WORK TO COMPLETE —
Return the material below in full and exactly.

MATERIAL SUPPLIED —
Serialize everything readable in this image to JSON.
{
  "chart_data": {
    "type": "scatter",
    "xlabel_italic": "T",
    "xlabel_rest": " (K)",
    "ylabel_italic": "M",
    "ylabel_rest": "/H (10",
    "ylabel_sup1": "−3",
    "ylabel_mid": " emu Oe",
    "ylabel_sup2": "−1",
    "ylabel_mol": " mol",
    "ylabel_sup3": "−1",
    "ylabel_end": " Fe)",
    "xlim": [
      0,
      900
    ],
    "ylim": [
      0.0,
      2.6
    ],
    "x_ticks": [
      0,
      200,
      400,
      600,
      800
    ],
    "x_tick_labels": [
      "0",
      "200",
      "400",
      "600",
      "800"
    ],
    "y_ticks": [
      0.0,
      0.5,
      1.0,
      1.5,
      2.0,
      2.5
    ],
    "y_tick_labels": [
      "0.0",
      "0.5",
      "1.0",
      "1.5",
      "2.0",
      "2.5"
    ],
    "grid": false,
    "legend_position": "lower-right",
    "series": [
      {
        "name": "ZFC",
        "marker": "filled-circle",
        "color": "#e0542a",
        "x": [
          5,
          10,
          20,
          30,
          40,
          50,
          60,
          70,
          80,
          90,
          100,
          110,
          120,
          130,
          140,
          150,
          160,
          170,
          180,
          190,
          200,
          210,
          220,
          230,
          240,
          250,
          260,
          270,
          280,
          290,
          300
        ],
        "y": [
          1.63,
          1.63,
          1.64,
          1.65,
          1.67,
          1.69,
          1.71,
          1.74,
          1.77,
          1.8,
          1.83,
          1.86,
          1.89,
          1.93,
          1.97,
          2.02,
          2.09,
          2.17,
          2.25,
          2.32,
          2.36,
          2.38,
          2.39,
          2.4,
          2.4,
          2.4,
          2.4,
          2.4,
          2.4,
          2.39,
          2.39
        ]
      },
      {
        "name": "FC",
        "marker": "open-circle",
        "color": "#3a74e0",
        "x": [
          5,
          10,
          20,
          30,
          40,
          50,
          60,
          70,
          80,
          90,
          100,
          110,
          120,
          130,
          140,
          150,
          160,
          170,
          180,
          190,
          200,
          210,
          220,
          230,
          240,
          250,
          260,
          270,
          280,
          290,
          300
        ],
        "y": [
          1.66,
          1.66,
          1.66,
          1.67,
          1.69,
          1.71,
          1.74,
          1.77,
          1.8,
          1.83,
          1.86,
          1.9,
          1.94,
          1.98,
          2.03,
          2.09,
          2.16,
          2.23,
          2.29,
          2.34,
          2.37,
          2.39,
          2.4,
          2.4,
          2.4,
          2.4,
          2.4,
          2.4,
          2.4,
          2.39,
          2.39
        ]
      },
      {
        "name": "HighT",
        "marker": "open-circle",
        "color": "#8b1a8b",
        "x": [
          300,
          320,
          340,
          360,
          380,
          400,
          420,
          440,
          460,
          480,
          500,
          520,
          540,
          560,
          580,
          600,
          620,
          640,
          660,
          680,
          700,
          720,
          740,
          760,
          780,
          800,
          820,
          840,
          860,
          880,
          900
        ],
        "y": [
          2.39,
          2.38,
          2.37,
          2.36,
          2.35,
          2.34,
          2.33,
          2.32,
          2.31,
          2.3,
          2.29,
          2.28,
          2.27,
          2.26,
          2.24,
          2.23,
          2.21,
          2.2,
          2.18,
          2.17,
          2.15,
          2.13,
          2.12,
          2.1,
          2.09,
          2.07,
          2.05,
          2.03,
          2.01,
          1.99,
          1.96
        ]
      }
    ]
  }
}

FINAL RESULT —
Serialize everything readable in this image to JSON.
{
  "chart_data": {
    "type": "scatter",
    "xlabel_italic": "T",
    "xlabel_rest": " (K)",
    "ylabel_italic": "M",
    "ylabel_rest": "/H (10",
    "ylabel_sup1": "−3",
    "ylabel_mid": " emu Oe",
    "ylabel_sup2": "−1",
    "ylabel_mol": " mol",
    "ylabel_sup3": "−1",
    "ylabel_end": " Fe)",
    "xlim": [
      0,
      900
    ],
    "ylim": [
      0.0,
      2.6
    ],
    "x_ticks": [
      0,
      200,
      400,
      600,
      800
    ],
    "x_tick_labels": [
      "0",
      "200",
      "400",
      "600",
      "800"
    ],
    "y_ticks": [
      0.0,
      0.5,
      1.0,
      1.5,
      2.0,
      2.5
    ],
    "y_tick_labels": [
      "0.0",
      "0.5",
      "1.0",
      "1.5",
      "2.0",
      "2.5"
    ],
    "grid": false,
    "legend_position": "lower-right",
    "series": [
      {
        "name": "ZFC",
        "marker": "filled-circle",
        "color": "#e0542a",
        "x": [
          5,
          10,
          20,
          30,
          40,
          50,
          60,
          70,
          80,
          90,
          100,
          110,
          120,
          130,
          140,
          150,
          160,
          170,
          180,
          190,
          200,
          210,
          220,
          230,
          240,
          250,
          260,
          270,
          280,
          290,
          300
        ],
        "y": [
          1.63,
          1.63,
          1.64,
          1.65,
          1.67,
          1.69,
          1.71,
          1.74,
          1.77,
          1.8,
          1.83,
          1.86,
          1.89,
          1.93,
          1.97,
          2.02,
          2.09,
          2.17,
          2.25,
          2.32,
          2.36,
          2.38,
          2.39,
          2.4,
          2.4,
          2.4,
          2.4,
          2.4,
          2.4,
          2.39,
          2.39
        ]
      },
      {
        "name": "FC",
        "marker": "open-circle",
        "color": "#3a74e0",
        "x": [
          5,
          10,
          20,
          30,
          40,
          50,
          60,
          70,
          80,
          90,
          100,
          110,
          120,
          130,
          140,
          150,
          160,
          170,
          180,
          190,
          200,
          210,
          220,
          230,
          240,
          250,
          260,
          270,
          280,
          290,
          300
        ],
        "y": [
          1.66,
          1.66,
          1.66,
          1.67,
          1.69,
          1.71,
          1.74,
          1.77,
          1.8,
          1.83,
          1.86,
          1.9,
          1.94,
          1.98,
          2.03,
          2.09,
          2.16,
          2.23,
          2.29,
          2.34,
          2.37,
          2.39,
          2.4,
          2.4,
          2.4,
          2.4,
          2.4,
          2.4,
          2.4,
          2.39,
          2.39
        ]
      },
      {
        "name": "HighT",
        "marker": "open-circle",
        "color": "#8b1a8b",
        "x": [
          300,
          320,
          340,
          360,
          380,
          400,
          420,
          440,
          460,
          480,
          500,
          520,
          540,
          560,
          580,
          600,
          620,
          640,
          660,
          680,
          700,
          720,
          740,
          760,
          780,
          800,
          820,
          840,
          860,
          880,
          900
        ],
        "y": [
          2.39,
          2.38,
          2.37,
          2.36,
          2.35,
          2.34,
          2.33,
          2.32,
          2.31,
          2.3,
          2.29,
          2.28,
          2.27,
          2.26,
          2.24,
          2.23,
          2.21,
          2.2,
          2.18,
          2.17,
          2.15,
          2.13,
          2.12,
          2.1,
          2.09,
          2.07,
          2.05,
          2.03,
          2.01,
          1.99,
          1.96
        ]
      }
    ]
  }
}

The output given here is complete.